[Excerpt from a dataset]
====

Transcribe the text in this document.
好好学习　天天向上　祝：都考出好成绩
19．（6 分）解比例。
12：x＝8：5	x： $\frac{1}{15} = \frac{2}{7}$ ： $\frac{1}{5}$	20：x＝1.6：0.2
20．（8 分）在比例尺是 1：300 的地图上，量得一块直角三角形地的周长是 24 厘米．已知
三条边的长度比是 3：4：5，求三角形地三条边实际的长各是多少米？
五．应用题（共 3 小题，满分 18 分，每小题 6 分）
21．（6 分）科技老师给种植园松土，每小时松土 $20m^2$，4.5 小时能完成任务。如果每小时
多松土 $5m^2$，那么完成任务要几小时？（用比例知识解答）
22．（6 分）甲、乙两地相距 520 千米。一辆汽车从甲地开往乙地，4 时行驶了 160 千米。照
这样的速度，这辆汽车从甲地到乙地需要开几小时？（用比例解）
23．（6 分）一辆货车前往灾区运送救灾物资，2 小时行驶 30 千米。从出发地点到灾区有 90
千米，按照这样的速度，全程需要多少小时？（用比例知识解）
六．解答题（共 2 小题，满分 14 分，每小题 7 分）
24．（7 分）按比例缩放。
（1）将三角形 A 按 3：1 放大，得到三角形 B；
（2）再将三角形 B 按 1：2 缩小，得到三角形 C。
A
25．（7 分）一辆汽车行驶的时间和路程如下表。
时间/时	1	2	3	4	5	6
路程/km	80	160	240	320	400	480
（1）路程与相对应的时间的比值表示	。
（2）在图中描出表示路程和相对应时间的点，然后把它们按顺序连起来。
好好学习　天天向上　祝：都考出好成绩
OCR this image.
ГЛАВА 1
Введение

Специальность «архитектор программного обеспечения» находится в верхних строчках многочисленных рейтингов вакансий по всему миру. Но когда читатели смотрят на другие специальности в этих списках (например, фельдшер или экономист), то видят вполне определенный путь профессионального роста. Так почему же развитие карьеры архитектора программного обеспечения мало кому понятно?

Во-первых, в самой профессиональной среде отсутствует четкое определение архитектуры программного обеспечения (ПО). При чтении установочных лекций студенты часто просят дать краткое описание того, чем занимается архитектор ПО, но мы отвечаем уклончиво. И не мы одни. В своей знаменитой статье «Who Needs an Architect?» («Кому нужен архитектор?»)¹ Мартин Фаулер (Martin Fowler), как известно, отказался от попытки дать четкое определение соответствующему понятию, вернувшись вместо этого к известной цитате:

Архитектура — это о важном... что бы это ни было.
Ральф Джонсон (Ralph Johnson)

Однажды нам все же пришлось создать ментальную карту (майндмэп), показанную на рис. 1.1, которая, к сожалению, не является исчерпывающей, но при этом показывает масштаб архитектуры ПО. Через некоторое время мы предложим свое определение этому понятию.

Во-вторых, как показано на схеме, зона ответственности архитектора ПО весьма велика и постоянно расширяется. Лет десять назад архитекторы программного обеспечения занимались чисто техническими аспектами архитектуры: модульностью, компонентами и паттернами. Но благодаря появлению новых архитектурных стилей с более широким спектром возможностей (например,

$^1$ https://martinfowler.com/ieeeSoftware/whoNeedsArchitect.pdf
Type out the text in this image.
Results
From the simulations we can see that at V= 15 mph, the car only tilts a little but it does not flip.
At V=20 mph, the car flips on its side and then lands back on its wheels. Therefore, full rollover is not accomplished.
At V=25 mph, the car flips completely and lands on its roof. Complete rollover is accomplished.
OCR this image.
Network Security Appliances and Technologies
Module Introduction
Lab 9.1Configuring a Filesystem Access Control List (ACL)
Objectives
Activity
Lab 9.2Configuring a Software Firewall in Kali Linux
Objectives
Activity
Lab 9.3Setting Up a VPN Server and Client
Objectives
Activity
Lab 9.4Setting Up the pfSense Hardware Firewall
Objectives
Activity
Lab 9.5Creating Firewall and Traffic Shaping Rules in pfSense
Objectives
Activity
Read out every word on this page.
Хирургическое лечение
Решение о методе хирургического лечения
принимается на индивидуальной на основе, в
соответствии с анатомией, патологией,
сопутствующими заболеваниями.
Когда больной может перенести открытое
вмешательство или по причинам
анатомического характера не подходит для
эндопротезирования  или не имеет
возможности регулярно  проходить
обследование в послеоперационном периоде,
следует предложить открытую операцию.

====

§ **Request**: Set down every line of the listing above again, exactly as given.

§ **Result of this task**:
Transcribe the text in this document.
好好学习　天天向上　祝：都考出好成绩
19．（6 分）解比例。
12：x＝8：5	x： $\frac{1}{15} = \frac{2}{7}$ ： $\frac{1}{5}$	20：x＝1.6：0.2
20．（8 分）在比例尺是 1：300 的地图上，量得一块直角三角形地的周长是 24 厘米．已知
三条边的长度比是 3：4：5，求三角形地三条边实际的长各是多少米？
五．应用题（共 3 小题，满分 18 分，每小题 6 分）
21．（6 分）科技老师给种植园松土，每小时松土 $20m^2$，4.5 小时能完成任务。如果每小时
多松土 $5m^2$，那么完成任务要几小时？（用比例知识解答）
22．（6 分）甲、乙两地相距 520 千米。一辆汽车从甲地开往乙地，4 时行驶了 160 千米。照
这样的速度，这辆汽车从甲地到乙地需要开几小时？（用比例解）
23．（6 分）一辆货车前往灾区运送救灾物资，2 小时行驶 30 千米。从出发地点到灾区有 90
千米，按照这样的速度，全程需要多少小时？（用比例知识解）
六．解答题（共 2 小题，满分 14 分，每小题 7 分）
24．（7 分）按比例缩放。
（1）将三角形 A 按 3：1 放大，得到三角形 B；
（2）再将三角形 B 按 1：2 缩小，得到三角形 C。
A
25．（7 分）一辆汽车行驶的时间和路程如下表。
时间/时	1	2	3	4	5	6
路程/km	80	160	240	320	400	480
（1）路程与相对应的时间的比值表示	。
（2）在图中描出表示路程和相对应时间的点，然后把它们按顺序连起来。
好好学习　天天向上　祝：都考出好成绩
OCR this image.
ГЛАВА 1
Введение

Специальность «архитектор программного обеспечения» находится в верхних строчках многочисленных рейтингов вакансий по всему миру. Но когда читатели смотрят на другие специальности в этих списках (например, фельдшер или экономист), то видят вполне определенный путь профессионального роста. Так почему же развитие карьеры архитектора программного обеспечения мало кому понятно?

Во-первых, в самой профессиональной среде отсутствует четкое определение архитектуры программного обеспечения (ПО). При чтении установочных лекций студенты часто просят дать краткое описание того, чем занимается архитектор ПО, но мы отвечаем уклончиво. И не мы одни. В своей знаменитой статье «Who Needs an Architect?» («Кому нужен архитектор?»)¹ Мартин Фаулер (Martin Fowler), как известно, отказался от попытки дать четкое определение соответствующему понятию, вернувшись вместо этого к известной цитате:

Архитектура — это о важном... что бы это ни было.
Ральф Джонсон (Ralph Johnson)

Однажды нам все же пришлось создать ментальную карту (майндмэп), показанную на рис. 1.1, которая, к сожалению, не является исчерпывающей, но при этом показывает масштаб архитектуры ПО. Через некоторое время мы предложим свое определение этому понятию.

Во-вторых, как показано на схеме, зона ответственности архитектора ПО весьма велика и постоянно расширяется. Лет десять назад архитекторы программного обеспечения занимались чисто техническими аспектами архитектуры: модульностью, компонентами и паттернами. Но благодаря появлению новых архитектурных стилей с более широким спектром возможностей (например,

$^1$ https://martinfowler.com/ieeeSoftware/whoNeedsArchitect.pdf
Type out the text in this image.
Results
From the simulations we can see that at V= 15 mph, the car only tilts a little but it does not flip.
At V=20 mph, the car flips on its side and then lands back on its wheels. Therefore, full rollover is not accomplished.
At V=25 mph, the car flips completely and lands on its roof. Complete rollover is accomplished.
OCR this image.
Network Security Appliances and Technologies
Module Introduction
Lab 9.1Configuring a Filesystem Access Control List (ACL)
Objectives
Activity
Lab 9.2Configuring a Software Firewall in Kali Linux
Objectives
Activity
Lab 9.3Setting Up a VPN Server and Client
Objectives
Activity
Lab 9.4Setting Up the pfSense Hardware Firewall
Objectives
Activity
Lab 9.5Creating Firewall and Traffic Shaping Rules in pfSense
Objectives
Activity
Read out every word on this page.
Хирургическое лечение
Решение о методе хирургического лечения
принимается на индивидуальной на основе, в
соответствии с анатомией, патологией,
сопутствующими заболеваниями.
Когда больной может перенести открытое
вмешательство или по причинам
анатомического характера не подходит для
эндопротезирования  или не имеет
возможности регулярно  проходить
обследование в послеоперационном периоде,
следует предложить открытую операцию.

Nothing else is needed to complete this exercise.